Extracted data entries
● ● ● ● ●

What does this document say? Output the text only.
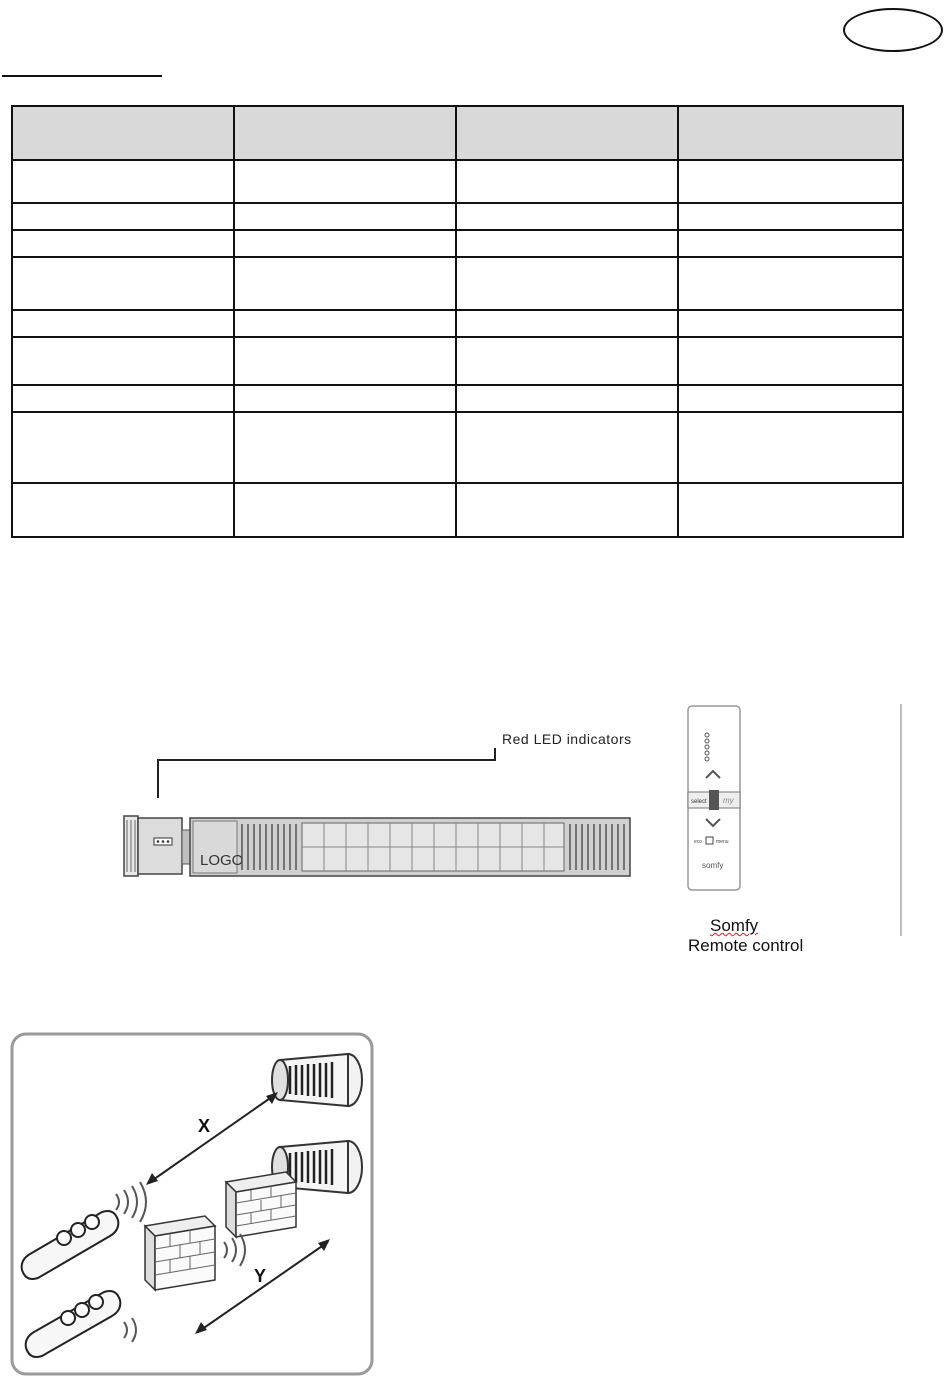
Red LED indicators
LOGO
select my
eco	menu
somfy
Somfy
Remote control
X
Y
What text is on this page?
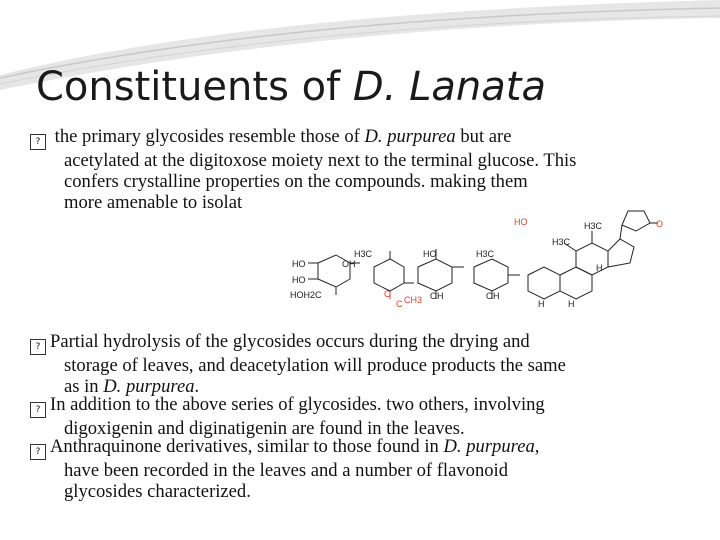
Constituents of D. Lanata
? the primary glycosides resemble those of D. purpurea but are
acetylated at the digitoxose moiety next to the terminal glucose. This
confers crystalline properties on the compounds. making them
more amenable to isolat
HO
HO
HOH2C
OH
H3C	HO	H3C
OH	OH
H3C
H3C
H
H
H
HO	O
O
CH3
C
? Partial hydrolysis of the glycosides occurs during the drying and
storage of leaves, and deacetylation will produce products the same
as in D. purpurea.
? In addition to the above series of glycosides. two others, involving
digoxigenin and diginatigenin are found in the leaves.
? Anthraquinone derivatives, similar to those found in D. purpurea,
have been recorded in the leaves and a number of flavonoid
glycosides characterized.
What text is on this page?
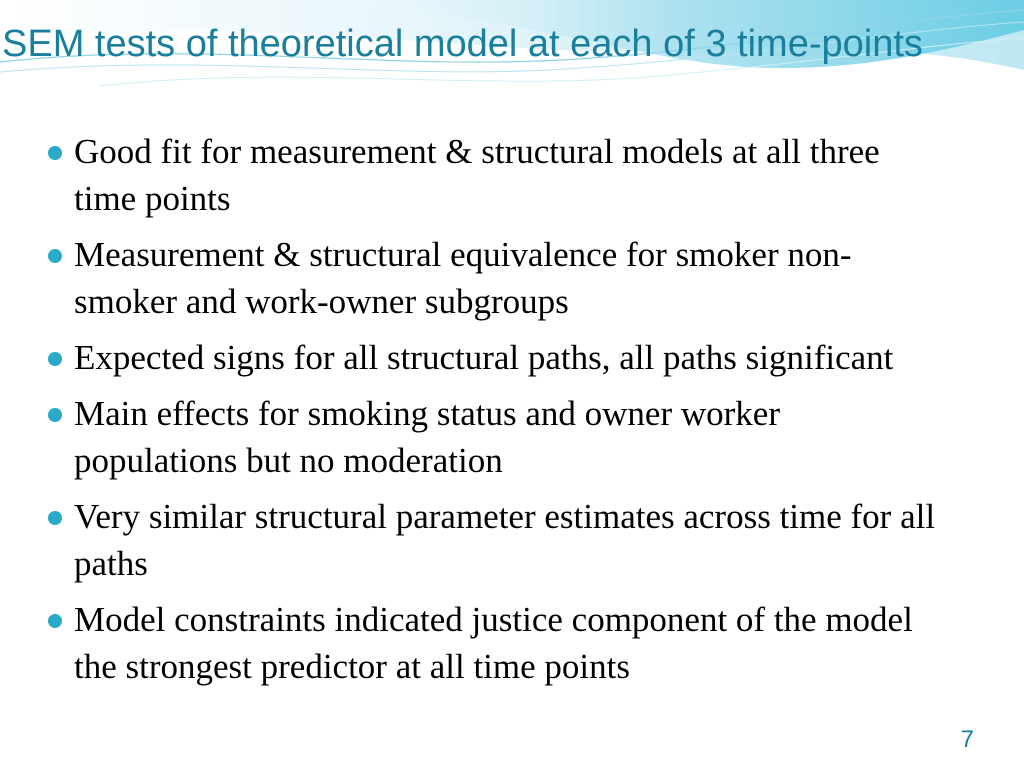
SEM tests of theoretical model at each of 3 time-points
Good fit for measurement & structural models at all three time points
Measurement & structural equivalence for smoker non-smoker and work-owner subgroups
Expected signs for all structural paths, all paths significant
Main effects for smoking status and owner worker populations but no moderation
Very similar structural parameter estimates across time for all paths
Model constraints indicated justice component of the model the strongest predictor at all time points
7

● ● ● ● ●

GIVEN TASK
Copy every line above in which the string "points" shows up.

EXPECTED ANSWER
SEM tests of theoretical model at each of 3 time-points
Good fit for measurement & structural models at all three time points
Model constraints indicated justice component of the model the strongest predictor at all time points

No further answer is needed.